Goal: Write out the data below in full, unchanged, minus the images.

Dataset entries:
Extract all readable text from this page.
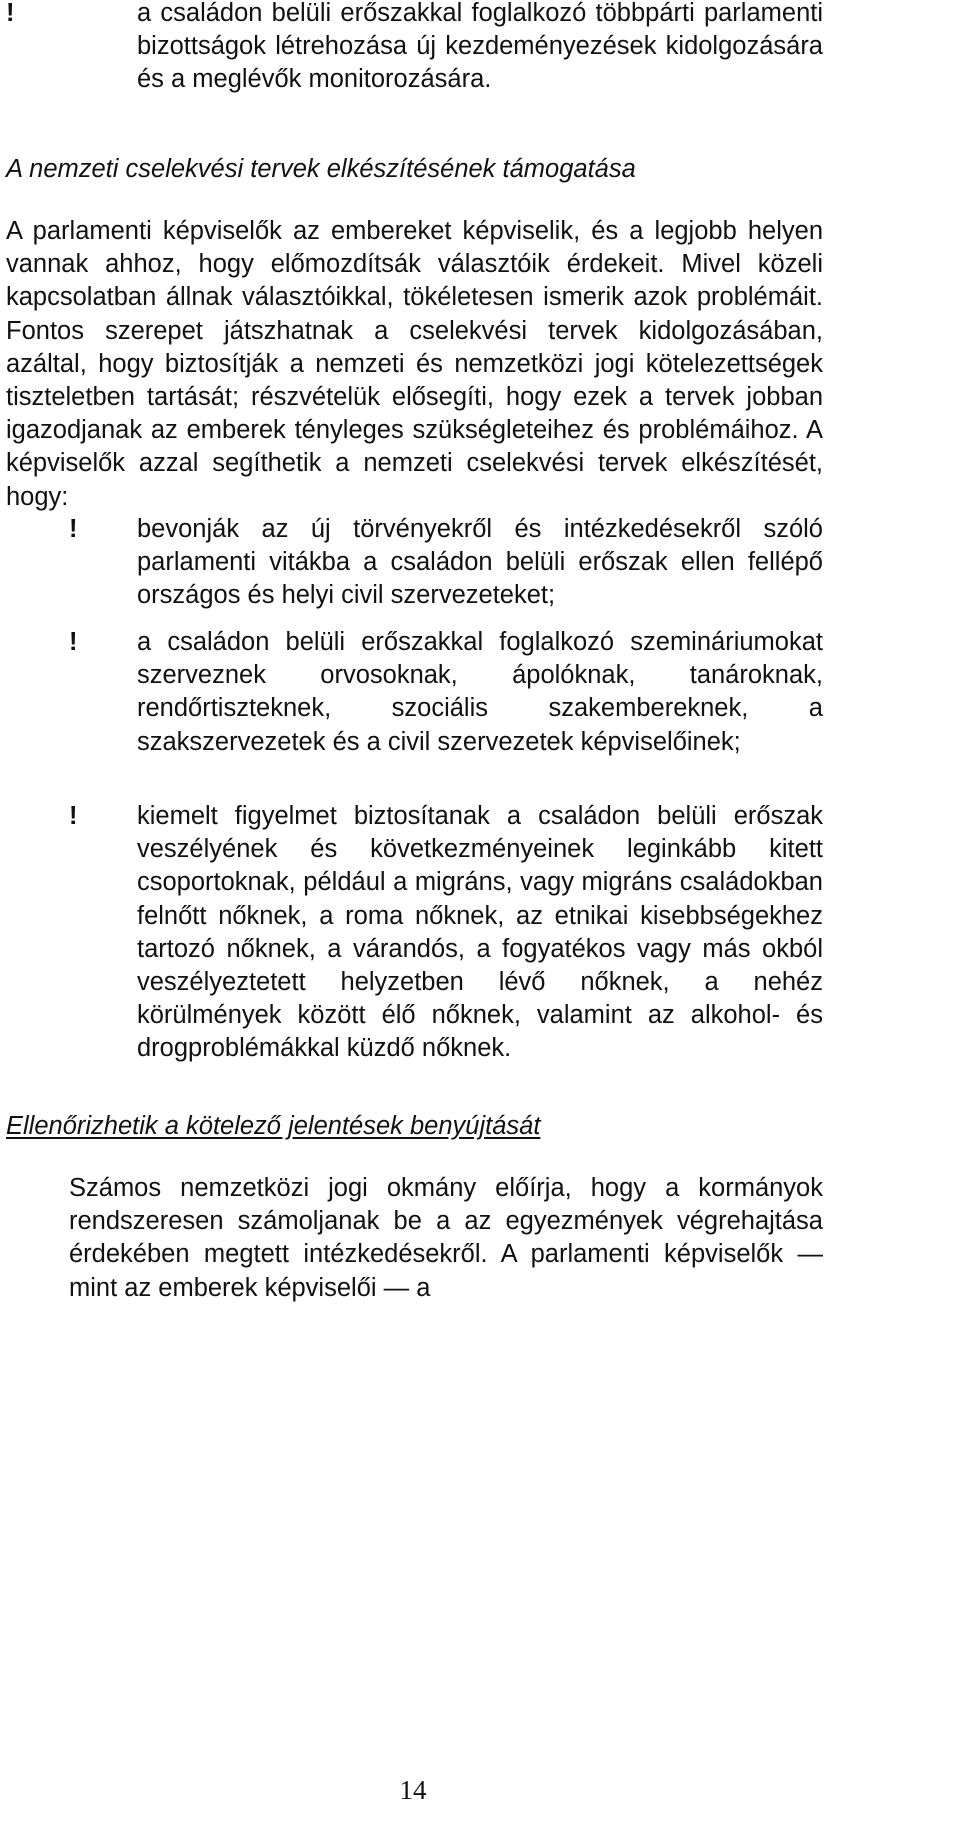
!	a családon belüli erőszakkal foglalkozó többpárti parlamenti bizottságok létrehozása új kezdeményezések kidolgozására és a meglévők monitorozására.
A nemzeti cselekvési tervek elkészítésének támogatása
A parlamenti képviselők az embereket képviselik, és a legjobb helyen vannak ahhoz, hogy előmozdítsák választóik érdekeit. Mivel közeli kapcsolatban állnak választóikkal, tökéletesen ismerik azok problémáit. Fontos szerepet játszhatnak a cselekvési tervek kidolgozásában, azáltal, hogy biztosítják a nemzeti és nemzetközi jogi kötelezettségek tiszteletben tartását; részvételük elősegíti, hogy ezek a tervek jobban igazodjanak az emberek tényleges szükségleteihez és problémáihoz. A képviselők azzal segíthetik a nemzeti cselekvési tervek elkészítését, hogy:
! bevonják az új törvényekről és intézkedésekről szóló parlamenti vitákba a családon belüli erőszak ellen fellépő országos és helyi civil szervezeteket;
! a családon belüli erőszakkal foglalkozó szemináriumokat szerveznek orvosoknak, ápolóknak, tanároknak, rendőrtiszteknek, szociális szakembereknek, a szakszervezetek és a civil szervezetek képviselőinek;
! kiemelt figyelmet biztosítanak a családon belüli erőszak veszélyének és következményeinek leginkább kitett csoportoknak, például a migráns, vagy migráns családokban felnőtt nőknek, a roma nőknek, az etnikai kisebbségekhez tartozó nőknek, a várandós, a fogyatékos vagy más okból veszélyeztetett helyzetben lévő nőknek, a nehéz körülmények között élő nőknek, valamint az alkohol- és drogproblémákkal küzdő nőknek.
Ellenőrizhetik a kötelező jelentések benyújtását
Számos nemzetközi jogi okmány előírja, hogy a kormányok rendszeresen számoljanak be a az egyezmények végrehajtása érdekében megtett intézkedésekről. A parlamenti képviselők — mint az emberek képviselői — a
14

Task response:
Extract all readable text from this page.
!	a családon belüli erőszakkal foglalkozó többpárti parlamenti bizottságok létrehozása új kezdeményezések kidolgozására és a meglévők monitorozására.
A nemzeti cselekvési tervek elkészítésének támogatása
A parlamenti képviselők az embereket képviselik, és a legjobb helyen vannak ahhoz, hogy előmozdítsák választóik érdekeit. Mivel közeli kapcsolatban állnak választóikkal, tökéletesen ismerik azok problémáit. Fontos szerepet játszhatnak a cselekvési tervek kidolgozásában, azáltal, hogy biztosítják a nemzeti és nemzetközi jogi kötelezettségek tiszteletben tartását; részvételük elősegíti, hogy ezek a tervek jobban igazodjanak az emberek tényleges szükségleteihez és problémáihoz. A képviselők azzal segíthetik a nemzeti cselekvési tervek elkészítését, hogy:
! bevonják az új törvényekről és intézkedésekről szóló parlamenti vitákba a családon belüli erőszak ellen fellépő országos és helyi civil szervezeteket;
! a családon belüli erőszakkal foglalkozó szemináriumokat szerveznek orvosoknak, ápolóknak, tanároknak, rendőrtiszteknek, szociális szakembereknek, a szakszervezetek és a civil szervezetek képviselőinek;
! kiemelt figyelmet biztosítanak a családon belüli erőszak veszélyének és következményeinek leginkább kitett csoportoknak, például a migráns, vagy migráns családokban felnőtt nőknek, a roma nőknek, az etnikai kisebbségekhez tartozó nőknek, a várandós, a fogyatékos vagy más okból veszélyeztetett helyzetben lévő nőknek, a nehéz körülmények között élő nőknek, valamint az alkohol- és drogproblémákkal küzdő nőknek.
Ellenőrizhetik a kötelező jelentések benyújtását
Számos nemzetközi jogi okmány előírja, hogy a kormányok rendszeresen számoljanak be a az egyezmények végrehajtása érdekében megtett intézkedésekről. A parlamenti képviselők — mint az emberek képviselői — a
14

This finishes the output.